▶ _SHORT TASK_:
In the data below, find every line that has the string "Total", and copy it.

** BEGIN **

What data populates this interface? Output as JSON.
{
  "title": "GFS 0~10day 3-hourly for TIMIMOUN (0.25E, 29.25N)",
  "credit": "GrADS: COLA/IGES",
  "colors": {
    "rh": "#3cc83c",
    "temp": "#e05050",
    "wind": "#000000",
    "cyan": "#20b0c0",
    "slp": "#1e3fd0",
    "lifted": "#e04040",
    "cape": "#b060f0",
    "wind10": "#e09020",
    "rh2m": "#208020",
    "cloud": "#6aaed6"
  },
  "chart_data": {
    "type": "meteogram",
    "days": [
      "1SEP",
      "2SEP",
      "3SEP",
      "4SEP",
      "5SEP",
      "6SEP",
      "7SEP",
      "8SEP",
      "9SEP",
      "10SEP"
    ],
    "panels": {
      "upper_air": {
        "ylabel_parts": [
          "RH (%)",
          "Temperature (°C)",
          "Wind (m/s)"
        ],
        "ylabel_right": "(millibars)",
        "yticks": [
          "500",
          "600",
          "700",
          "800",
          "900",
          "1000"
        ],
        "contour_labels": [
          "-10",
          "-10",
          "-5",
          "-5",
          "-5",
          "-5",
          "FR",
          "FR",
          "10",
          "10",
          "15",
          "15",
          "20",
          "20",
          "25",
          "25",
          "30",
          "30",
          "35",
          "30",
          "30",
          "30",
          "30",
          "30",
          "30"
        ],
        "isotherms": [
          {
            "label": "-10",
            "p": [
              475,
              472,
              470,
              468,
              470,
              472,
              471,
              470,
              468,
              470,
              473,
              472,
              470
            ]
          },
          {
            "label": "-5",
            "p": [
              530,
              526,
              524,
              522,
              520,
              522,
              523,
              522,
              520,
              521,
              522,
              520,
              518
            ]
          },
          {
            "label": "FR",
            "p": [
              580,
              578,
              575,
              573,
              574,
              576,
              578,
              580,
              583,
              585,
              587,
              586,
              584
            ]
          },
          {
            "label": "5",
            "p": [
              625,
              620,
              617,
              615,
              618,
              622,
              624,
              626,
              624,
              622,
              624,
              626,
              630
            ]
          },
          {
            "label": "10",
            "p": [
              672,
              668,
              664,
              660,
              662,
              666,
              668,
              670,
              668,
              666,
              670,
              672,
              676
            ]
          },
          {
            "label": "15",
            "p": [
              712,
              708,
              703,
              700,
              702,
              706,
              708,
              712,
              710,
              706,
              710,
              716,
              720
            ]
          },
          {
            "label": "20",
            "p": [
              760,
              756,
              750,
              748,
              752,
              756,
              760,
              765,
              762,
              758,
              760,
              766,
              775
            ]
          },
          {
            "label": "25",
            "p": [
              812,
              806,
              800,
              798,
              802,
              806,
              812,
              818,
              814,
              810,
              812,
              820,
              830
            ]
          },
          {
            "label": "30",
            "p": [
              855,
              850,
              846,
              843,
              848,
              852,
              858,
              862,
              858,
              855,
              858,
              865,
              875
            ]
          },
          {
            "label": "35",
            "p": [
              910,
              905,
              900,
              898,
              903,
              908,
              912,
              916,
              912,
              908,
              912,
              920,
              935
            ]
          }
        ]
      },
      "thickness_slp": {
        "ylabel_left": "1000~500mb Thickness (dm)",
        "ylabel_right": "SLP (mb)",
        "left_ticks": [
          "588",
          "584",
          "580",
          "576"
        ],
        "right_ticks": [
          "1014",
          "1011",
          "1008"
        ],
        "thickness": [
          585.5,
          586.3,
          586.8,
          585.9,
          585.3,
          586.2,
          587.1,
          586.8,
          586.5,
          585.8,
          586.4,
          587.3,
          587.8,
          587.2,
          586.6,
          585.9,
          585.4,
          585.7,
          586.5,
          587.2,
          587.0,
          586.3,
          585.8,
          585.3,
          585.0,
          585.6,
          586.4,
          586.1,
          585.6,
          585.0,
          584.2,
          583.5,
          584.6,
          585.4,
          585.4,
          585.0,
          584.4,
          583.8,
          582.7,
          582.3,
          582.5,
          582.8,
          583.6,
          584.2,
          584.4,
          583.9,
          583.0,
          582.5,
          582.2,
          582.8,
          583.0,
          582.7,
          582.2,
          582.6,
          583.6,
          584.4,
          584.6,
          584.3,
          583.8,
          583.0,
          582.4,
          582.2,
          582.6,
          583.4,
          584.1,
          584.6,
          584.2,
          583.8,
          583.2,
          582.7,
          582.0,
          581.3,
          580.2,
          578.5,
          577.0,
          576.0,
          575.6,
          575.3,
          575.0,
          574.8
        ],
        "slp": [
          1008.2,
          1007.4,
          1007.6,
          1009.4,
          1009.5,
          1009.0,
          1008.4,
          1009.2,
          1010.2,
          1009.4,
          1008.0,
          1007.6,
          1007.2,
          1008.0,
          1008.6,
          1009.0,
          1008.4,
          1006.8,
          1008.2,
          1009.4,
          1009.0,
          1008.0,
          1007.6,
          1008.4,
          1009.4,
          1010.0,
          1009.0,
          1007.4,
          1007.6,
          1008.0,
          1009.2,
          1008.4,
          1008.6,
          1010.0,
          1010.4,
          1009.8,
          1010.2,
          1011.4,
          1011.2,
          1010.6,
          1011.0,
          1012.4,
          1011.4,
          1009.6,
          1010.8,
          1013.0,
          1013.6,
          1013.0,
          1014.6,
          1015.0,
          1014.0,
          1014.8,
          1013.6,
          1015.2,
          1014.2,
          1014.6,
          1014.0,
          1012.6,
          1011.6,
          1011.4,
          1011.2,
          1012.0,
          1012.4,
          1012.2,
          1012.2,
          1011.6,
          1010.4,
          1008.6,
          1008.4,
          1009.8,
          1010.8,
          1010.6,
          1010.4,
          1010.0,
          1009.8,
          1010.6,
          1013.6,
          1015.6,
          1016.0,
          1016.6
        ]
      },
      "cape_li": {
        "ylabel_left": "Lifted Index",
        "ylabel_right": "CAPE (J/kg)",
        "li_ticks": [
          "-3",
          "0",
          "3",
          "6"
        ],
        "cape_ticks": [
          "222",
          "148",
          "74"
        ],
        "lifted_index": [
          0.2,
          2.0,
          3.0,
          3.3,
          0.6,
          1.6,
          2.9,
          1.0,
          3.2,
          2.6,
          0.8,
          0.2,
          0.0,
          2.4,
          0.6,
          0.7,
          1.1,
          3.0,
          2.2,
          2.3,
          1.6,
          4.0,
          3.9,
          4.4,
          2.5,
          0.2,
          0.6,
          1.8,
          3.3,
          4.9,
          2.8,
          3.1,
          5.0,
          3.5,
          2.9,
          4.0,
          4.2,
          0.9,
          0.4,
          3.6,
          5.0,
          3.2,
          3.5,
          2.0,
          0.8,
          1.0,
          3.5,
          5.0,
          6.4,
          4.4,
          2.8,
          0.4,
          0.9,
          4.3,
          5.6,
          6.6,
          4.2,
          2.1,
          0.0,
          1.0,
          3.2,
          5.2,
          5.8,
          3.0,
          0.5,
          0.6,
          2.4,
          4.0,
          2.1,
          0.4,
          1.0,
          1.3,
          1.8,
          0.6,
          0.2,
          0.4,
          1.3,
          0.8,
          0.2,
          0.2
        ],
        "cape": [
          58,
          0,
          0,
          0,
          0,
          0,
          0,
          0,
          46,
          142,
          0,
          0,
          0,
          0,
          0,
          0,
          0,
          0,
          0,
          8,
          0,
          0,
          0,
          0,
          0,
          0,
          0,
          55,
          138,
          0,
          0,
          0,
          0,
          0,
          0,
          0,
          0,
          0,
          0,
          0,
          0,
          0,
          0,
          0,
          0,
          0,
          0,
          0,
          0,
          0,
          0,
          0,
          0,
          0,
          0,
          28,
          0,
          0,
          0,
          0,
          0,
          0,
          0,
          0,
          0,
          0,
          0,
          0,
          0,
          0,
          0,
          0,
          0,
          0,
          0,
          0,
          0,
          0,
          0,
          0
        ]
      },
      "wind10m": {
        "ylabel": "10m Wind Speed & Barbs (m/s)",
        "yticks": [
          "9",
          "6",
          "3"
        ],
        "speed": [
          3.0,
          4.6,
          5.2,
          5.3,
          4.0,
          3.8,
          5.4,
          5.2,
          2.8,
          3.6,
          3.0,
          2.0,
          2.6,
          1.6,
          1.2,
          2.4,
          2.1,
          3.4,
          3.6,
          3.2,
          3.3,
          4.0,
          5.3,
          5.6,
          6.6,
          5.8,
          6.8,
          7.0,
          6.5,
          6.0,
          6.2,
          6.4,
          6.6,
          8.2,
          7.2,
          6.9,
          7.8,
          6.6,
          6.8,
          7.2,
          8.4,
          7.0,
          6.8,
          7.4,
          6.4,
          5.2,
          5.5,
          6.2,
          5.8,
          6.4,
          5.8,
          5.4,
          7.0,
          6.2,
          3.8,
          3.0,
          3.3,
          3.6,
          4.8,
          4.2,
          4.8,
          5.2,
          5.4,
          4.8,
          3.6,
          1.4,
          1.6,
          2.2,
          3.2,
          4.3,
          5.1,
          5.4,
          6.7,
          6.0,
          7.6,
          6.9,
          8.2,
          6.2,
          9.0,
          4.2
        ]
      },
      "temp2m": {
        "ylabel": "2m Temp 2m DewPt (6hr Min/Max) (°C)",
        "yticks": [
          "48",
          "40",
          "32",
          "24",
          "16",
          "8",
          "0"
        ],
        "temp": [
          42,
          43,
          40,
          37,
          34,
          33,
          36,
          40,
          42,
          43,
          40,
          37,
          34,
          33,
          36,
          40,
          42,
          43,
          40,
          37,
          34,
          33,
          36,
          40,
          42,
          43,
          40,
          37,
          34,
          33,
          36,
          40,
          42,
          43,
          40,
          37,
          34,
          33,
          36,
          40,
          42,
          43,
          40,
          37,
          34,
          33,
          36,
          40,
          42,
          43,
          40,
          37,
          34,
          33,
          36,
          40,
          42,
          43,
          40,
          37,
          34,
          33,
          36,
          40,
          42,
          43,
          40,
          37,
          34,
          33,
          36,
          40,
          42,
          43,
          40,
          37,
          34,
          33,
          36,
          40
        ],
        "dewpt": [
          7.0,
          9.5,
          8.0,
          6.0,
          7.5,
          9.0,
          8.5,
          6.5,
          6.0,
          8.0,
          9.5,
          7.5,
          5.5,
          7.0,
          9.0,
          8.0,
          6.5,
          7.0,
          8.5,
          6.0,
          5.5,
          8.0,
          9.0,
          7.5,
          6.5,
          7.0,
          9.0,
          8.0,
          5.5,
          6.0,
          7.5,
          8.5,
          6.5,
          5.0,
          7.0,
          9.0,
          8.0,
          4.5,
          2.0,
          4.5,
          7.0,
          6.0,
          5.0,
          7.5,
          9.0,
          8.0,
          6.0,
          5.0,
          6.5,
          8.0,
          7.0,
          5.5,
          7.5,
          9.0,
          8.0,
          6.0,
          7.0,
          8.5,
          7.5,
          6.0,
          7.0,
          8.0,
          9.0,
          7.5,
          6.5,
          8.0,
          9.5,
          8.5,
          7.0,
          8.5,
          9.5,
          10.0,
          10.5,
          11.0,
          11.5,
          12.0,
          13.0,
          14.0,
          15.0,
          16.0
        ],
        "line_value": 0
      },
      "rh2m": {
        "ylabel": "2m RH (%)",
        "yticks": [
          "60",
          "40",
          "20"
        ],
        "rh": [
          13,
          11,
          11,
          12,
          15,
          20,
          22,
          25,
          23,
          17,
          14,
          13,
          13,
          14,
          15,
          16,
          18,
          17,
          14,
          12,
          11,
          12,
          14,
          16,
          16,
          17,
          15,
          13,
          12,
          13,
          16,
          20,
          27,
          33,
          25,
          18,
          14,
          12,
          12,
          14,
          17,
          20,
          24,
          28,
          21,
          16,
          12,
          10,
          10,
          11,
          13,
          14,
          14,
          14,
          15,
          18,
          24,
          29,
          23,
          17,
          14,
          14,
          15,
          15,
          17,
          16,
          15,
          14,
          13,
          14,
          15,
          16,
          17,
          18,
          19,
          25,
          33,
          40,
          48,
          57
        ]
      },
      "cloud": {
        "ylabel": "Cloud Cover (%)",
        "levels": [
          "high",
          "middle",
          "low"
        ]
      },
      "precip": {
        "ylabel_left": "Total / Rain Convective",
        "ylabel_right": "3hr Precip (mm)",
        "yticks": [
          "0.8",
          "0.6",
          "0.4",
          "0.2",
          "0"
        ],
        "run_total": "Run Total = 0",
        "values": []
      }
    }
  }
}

** END **

▶ _FULL ANSWER_:
        "ylabel_left": "Total / Rain Convective",
        "run_total": "Run Total = 0",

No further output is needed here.